• _AIM OF THE TASK_:
Count the lines below that include the word "page" and write that number alone.

◇ ◇ ◇ ◇

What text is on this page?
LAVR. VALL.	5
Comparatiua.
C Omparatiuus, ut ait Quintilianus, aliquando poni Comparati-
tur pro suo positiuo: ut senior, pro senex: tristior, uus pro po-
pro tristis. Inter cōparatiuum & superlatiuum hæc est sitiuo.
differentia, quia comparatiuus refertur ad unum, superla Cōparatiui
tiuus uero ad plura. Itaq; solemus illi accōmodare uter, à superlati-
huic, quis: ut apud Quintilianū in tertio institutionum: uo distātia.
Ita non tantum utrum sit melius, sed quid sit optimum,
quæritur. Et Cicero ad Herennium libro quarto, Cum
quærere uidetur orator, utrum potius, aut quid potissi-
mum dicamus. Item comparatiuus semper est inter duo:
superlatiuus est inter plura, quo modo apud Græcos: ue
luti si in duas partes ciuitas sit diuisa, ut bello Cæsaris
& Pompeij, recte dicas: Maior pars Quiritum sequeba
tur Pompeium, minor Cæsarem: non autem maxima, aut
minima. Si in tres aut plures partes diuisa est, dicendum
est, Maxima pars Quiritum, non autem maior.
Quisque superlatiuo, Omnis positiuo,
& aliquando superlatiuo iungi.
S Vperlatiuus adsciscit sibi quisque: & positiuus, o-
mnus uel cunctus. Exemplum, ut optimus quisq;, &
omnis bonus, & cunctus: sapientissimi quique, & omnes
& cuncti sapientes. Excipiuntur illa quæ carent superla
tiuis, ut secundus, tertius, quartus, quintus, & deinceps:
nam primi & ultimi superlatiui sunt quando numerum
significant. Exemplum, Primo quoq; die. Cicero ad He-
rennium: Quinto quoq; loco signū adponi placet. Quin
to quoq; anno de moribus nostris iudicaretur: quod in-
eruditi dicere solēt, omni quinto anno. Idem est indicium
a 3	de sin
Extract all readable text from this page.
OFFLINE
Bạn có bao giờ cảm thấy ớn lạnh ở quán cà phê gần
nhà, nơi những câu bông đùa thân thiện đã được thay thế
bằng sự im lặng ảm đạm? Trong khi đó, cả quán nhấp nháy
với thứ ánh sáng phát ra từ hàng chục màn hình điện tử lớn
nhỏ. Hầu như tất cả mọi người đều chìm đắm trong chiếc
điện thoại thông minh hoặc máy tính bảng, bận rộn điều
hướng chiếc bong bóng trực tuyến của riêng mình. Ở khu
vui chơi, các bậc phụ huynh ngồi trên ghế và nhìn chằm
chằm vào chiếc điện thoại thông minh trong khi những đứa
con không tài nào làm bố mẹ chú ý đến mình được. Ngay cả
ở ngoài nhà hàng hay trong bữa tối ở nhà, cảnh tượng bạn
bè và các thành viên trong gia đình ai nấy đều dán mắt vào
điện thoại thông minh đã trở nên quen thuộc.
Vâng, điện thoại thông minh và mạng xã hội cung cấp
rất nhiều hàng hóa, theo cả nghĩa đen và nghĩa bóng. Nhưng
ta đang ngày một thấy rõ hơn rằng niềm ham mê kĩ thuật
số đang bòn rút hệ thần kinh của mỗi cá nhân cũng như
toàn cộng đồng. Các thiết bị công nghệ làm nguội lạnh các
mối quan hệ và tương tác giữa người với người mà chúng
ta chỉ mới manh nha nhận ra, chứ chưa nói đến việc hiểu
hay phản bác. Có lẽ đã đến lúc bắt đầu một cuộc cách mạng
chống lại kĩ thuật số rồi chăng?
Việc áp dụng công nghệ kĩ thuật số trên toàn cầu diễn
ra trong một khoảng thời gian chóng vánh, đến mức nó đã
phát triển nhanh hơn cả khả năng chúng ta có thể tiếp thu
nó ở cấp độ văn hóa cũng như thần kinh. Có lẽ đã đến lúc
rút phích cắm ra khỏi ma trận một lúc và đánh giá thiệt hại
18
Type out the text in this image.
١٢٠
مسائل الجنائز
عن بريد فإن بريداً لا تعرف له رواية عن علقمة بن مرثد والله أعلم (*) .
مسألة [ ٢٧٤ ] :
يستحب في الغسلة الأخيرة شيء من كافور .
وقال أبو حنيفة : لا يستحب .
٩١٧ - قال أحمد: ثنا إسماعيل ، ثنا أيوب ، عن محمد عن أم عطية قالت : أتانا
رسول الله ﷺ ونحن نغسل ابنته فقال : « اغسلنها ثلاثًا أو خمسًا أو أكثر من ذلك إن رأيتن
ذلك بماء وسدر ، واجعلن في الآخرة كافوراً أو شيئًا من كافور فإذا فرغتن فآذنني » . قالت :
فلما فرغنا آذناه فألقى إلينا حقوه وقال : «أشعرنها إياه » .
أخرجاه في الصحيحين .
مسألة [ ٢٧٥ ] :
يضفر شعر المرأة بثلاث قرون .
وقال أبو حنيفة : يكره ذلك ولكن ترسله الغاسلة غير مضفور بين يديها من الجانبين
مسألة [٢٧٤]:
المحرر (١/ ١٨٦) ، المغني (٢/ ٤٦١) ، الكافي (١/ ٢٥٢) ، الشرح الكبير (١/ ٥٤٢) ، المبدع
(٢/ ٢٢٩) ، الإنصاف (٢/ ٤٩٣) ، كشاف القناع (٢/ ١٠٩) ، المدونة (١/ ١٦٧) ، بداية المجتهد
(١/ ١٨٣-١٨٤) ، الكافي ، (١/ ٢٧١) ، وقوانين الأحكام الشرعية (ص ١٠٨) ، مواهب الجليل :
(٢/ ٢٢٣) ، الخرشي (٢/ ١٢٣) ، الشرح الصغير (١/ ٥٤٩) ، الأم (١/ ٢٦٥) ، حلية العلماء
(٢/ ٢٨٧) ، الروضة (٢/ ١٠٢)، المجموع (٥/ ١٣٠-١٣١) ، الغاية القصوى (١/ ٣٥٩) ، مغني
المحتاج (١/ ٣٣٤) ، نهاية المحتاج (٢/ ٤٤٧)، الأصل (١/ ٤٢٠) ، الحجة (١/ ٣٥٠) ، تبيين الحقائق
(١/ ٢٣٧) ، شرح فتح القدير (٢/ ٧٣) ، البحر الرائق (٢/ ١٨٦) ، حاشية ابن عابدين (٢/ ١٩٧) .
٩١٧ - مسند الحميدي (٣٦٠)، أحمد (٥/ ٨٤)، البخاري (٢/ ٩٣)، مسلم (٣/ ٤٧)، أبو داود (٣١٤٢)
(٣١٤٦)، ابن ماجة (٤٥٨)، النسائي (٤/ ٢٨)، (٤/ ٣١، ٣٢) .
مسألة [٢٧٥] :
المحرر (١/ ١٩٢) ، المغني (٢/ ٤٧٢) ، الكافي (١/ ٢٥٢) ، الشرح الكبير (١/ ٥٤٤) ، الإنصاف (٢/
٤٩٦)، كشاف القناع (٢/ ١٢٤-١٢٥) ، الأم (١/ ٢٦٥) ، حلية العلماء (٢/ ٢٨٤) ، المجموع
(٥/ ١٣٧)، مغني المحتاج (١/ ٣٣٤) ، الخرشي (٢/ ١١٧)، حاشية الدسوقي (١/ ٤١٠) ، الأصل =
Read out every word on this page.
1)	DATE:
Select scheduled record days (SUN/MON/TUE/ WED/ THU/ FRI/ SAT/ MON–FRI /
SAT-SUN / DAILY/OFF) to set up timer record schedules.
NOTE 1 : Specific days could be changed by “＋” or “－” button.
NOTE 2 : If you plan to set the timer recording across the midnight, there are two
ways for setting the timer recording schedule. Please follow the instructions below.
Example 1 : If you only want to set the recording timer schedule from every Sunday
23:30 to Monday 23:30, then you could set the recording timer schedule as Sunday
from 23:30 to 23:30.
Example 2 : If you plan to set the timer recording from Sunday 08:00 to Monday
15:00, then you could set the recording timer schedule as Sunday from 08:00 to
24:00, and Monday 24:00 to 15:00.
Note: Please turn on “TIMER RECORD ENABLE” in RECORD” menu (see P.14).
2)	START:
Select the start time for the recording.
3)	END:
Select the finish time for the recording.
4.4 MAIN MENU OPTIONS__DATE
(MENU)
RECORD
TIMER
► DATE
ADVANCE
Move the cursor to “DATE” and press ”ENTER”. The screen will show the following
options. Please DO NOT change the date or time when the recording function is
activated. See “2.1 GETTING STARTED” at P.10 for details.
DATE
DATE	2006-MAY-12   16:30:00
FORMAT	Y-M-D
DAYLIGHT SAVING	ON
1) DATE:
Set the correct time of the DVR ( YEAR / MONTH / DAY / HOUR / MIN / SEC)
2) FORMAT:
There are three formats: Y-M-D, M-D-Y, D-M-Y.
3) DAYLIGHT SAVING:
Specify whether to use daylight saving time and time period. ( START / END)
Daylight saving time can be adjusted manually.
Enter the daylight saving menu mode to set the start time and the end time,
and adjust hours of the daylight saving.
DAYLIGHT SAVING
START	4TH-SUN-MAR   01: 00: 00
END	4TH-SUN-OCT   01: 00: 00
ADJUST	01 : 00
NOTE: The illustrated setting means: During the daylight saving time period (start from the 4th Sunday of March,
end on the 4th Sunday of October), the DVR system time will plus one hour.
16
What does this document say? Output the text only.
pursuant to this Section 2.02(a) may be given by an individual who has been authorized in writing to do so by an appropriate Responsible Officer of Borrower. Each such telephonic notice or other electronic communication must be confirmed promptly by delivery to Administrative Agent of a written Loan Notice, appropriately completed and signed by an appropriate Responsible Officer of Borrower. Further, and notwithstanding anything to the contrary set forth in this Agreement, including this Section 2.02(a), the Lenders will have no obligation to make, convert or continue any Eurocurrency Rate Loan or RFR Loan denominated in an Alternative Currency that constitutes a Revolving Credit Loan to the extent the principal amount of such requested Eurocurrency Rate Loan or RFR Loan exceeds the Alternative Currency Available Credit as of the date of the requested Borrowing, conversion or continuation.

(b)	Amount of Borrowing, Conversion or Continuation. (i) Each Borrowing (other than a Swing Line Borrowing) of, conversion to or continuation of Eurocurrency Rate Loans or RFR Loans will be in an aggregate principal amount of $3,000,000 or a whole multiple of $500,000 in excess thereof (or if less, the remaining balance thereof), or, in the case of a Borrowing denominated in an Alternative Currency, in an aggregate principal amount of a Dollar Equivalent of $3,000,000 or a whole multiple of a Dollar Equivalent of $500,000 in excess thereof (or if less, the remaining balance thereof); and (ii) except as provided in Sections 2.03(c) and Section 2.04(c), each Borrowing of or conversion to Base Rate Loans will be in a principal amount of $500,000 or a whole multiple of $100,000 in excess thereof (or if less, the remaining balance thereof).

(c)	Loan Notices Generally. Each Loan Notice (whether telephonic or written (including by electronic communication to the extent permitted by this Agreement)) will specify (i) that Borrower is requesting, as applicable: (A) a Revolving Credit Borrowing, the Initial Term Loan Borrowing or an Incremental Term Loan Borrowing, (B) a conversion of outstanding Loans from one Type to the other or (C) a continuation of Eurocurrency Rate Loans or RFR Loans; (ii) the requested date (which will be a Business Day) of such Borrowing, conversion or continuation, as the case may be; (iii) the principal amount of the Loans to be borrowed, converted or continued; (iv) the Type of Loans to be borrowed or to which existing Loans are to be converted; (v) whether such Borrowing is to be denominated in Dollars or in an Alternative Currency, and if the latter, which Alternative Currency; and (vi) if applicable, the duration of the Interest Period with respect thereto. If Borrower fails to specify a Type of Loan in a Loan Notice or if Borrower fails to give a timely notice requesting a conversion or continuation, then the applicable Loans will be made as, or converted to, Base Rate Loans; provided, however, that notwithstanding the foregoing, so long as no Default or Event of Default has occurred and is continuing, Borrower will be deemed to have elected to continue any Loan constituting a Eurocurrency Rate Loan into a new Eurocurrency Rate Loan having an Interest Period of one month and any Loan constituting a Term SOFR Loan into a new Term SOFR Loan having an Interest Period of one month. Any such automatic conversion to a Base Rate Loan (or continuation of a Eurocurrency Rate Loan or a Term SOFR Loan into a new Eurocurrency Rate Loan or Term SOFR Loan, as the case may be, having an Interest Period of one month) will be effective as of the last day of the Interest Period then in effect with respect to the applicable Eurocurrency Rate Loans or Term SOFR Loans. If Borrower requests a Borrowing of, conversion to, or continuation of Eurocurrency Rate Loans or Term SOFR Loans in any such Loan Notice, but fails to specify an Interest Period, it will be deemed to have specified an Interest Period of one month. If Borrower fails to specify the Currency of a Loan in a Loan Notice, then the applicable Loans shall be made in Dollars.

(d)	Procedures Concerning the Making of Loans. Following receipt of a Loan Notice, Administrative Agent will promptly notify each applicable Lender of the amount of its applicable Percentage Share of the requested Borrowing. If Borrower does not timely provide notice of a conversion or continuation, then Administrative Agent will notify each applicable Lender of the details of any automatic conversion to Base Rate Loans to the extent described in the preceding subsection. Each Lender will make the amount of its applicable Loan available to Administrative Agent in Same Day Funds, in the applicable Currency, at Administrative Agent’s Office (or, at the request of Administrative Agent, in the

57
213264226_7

◇ ◇ ◇ ◇

• _RESULT_:
3